* **Supplied records**
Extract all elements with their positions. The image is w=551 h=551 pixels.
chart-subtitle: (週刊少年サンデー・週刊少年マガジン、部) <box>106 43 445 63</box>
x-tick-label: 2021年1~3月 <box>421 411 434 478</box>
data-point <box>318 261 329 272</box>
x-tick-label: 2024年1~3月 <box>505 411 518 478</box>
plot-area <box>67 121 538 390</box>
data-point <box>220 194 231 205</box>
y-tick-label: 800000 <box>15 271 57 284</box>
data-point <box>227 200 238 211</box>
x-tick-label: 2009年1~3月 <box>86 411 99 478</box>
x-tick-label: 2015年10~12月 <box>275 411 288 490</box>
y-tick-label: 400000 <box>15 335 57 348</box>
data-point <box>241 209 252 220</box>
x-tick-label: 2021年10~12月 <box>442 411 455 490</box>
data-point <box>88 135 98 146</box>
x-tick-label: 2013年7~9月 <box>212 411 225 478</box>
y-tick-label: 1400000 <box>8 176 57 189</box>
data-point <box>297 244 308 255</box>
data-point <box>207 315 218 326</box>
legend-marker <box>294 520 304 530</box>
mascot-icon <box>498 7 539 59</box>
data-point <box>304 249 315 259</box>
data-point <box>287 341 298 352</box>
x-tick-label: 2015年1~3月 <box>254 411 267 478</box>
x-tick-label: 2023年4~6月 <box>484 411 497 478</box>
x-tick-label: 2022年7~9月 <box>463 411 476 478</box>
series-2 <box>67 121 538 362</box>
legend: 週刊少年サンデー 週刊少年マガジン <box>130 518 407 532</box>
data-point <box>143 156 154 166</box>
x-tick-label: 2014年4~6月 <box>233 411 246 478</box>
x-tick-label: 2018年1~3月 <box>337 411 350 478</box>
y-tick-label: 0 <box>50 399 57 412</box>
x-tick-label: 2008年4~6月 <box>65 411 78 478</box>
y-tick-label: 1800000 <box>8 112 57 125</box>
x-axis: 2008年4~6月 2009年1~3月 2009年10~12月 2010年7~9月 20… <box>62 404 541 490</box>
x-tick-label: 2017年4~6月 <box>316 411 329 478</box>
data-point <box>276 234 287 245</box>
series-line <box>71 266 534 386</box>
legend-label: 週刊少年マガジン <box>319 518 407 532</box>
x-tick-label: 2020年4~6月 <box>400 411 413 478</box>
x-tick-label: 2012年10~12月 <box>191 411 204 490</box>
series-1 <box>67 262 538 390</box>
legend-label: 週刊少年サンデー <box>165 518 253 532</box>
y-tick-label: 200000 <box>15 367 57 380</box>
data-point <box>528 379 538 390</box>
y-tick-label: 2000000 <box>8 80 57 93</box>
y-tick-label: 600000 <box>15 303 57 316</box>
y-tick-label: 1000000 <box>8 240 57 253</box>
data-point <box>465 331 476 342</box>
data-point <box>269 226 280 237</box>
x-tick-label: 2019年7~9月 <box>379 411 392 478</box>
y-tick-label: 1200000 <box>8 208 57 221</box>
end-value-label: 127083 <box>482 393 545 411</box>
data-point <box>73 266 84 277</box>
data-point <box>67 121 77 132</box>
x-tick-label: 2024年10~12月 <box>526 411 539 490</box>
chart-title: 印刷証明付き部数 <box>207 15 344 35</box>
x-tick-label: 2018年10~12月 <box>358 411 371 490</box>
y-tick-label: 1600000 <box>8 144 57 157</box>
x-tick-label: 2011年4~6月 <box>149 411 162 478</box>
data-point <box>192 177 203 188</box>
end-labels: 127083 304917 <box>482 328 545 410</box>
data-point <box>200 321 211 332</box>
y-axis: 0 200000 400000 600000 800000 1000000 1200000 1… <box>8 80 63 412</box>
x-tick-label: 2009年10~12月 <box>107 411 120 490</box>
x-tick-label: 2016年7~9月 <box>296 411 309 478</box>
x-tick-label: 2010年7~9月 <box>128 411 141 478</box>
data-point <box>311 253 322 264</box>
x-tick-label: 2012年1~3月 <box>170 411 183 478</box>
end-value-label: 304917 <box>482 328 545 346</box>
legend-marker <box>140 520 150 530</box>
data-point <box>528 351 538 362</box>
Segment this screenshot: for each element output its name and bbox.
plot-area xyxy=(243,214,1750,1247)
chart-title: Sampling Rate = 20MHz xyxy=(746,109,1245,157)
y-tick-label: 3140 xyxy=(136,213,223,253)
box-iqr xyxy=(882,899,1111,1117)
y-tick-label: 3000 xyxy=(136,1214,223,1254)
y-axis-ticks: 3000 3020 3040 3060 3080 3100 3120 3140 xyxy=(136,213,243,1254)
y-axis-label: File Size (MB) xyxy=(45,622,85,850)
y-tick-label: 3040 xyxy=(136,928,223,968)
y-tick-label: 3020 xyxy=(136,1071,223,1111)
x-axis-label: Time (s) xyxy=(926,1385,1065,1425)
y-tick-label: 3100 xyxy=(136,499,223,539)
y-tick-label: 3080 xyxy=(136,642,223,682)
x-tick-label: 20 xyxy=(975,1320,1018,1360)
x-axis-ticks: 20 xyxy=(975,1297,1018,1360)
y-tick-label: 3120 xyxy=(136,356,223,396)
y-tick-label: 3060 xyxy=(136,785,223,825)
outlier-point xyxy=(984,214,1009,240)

* **Work required**
Copy every one of the entries above word for word, without changing anything.

* **Answer to this exercise**
Extract all elements with their positions. The image is w=551 h=551 pixels.
chart-subtitle: (週刊少年サンデー・週刊少年マガジン、部) <box>106 43 445 63</box>
x-tick-label: 2021年1~3月 <box>421 411 434 478</box>
data-point <box>318 261 329 272</box>
x-tick-label: 2024年1~3月 <box>505 411 518 478</box>
plot-area <box>67 121 538 390</box>
data-point <box>220 194 231 205</box>
y-tick-label: 800000 <box>15 271 57 284</box>
data-point <box>227 200 238 211</box>
x-tick-label: 2009年1~3月 <box>86 411 99 478</box>
x-tick-label: 2015年10~12月 <box>275 411 288 490</box>
y-tick-label: 400000 <box>15 335 57 348</box>
data-point <box>241 209 252 220</box>
x-tick-label: 2021年10~12月 <box>442 411 455 490</box>
data-point <box>88 135 98 146</box>
x-tick-label: 2013年7~9月 <box>212 411 225 478</box>
y-tick-label: 1400000 <box>8 176 57 189</box>
data-point <box>297 244 308 255</box>
data-point <box>207 315 218 326</box>
legend-marker <box>294 520 304 530</box>
mascot-icon <box>498 7 539 59</box>
data-point <box>304 249 315 259</box>
data-point <box>287 341 298 352</box>
x-tick-label: 2015年1~3月 <box>254 411 267 478</box>
x-tick-label: 2023年4~6月 <box>484 411 497 478</box>
x-tick-label: 2022年7~9月 <box>463 411 476 478</box>
series-2 <box>67 121 538 362</box>
legend: 週刊少年サンデー 週刊少年マガジン <box>130 518 407 532</box>
data-point <box>143 156 154 166</box>
x-tick-label: 2014年4~6月 <box>233 411 246 478</box>
x-tick-label: 2018年1~3月 <box>337 411 350 478</box>
y-tick-label: 0 <box>50 399 57 412</box>
x-tick-label: 2008年4~6月 <box>65 411 78 478</box>
y-tick-label: 1800000 <box>8 112 57 125</box>
x-axis: 2008年4~6月 2009年1~3月 2009年10~12月 2010年7~9月 20… <box>62 404 541 490</box>
x-tick-label: 2017年4~6月 <box>316 411 329 478</box>
data-point <box>276 234 287 245</box>
series-line <box>71 266 534 386</box>
legend-label: 週刊少年マガジン <box>319 518 407 532</box>
x-tick-label: 2020年4~6月 <box>400 411 413 478</box>
x-tick-label: 2012年10~12月 <box>191 411 204 490</box>
series-1 <box>67 262 538 390</box>
legend-label: 週刊少年サンデー <box>165 518 253 532</box>
y-tick-label: 200000 <box>15 367 57 380</box>
data-point <box>528 379 538 390</box>
y-tick-label: 2000000 <box>8 80 57 93</box>
y-tick-label: 600000 <box>15 303 57 316</box>
y-tick-label: 1000000 <box>8 240 57 253</box>
data-point <box>465 331 476 342</box>
data-point <box>269 226 280 237</box>
x-tick-label: 2019年7~9月 <box>379 411 392 478</box>
y-tick-label: 1200000 <box>8 208 57 221</box>
end-value-label: 127083 <box>482 393 545 411</box>
data-point <box>73 266 84 277</box>
data-point <box>67 121 77 132</box>
x-tick-label: 2024年10~12月 <box>526 411 539 490</box>
chart-title: 印刷証明付き部数 <box>207 15 344 35</box>
x-tick-label: 2018年10~12月 <box>358 411 371 490</box>
y-tick-label: 1600000 <box>8 144 57 157</box>
x-tick-label: 2011年4~6月 <box>149 411 162 478</box>
data-point <box>192 177 203 188</box>
end-labels: 127083 304917 <box>482 328 545 410</box>
data-point <box>200 321 211 332</box>
y-axis: 0 200000 400000 600000 800000 1000000 1200000 1… <box>8 80 63 412</box>
x-tick-label: 2009年10~12月 <box>107 411 120 490</box>
x-tick-label: 2016年7~9月 <box>296 411 309 478</box>
x-tick-label: 2010年7~9月 <box>128 411 141 478</box>
data-point <box>311 253 322 264</box>
x-tick-label: 2012年1~3月 <box>170 411 183 478</box>
end-value-label: 304917 <box>482 328 545 346</box>
legend-marker <box>140 520 150 530</box>
data-point <box>528 351 538 362</box>
Segment this screenshot: for each element output its name and bbox.
plot-area xyxy=(243,214,1750,1247)
chart-title: Sampling Rate = 20MHz xyxy=(746,109,1245,157)
y-tick-label: 3140 xyxy=(136,213,223,253)
box-iqr xyxy=(882,899,1111,1117)
y-tick-label: 3000 xyxy=(136,1214,223,1254)
y-axis-ticks: 3000 3020 3040 3060 3080 3100 3120 3140 xyxy=(136,213,243,1254)
y-axis-label: File Size (MB) xyxy=(45,622,85,850)
y-tick-label: 3040 xyxy=(136,928,223,968)
y-tick-label: 3020 xyxy=(136,1071,223,1111)
x-axis-label: Time (s) xyxy=(926,1385,1065,1425)
y-tick-label: 3100 xyxy=(136,499,223,539)
y-tick-label: 3080 xyxy=(136,642,223,682)
x-tick-label: 20 xyxy=(975,1320,1018,1360)
x-axis-ticks: 20 xyxy=(975,1297,1018,1360)
y-tick-label: 3120 xyxy=(136,356,223,396)
y-tick-label: 3060 xyxy=(136,785,223,825)
outlier-point xyxy=(984,214,1009,240)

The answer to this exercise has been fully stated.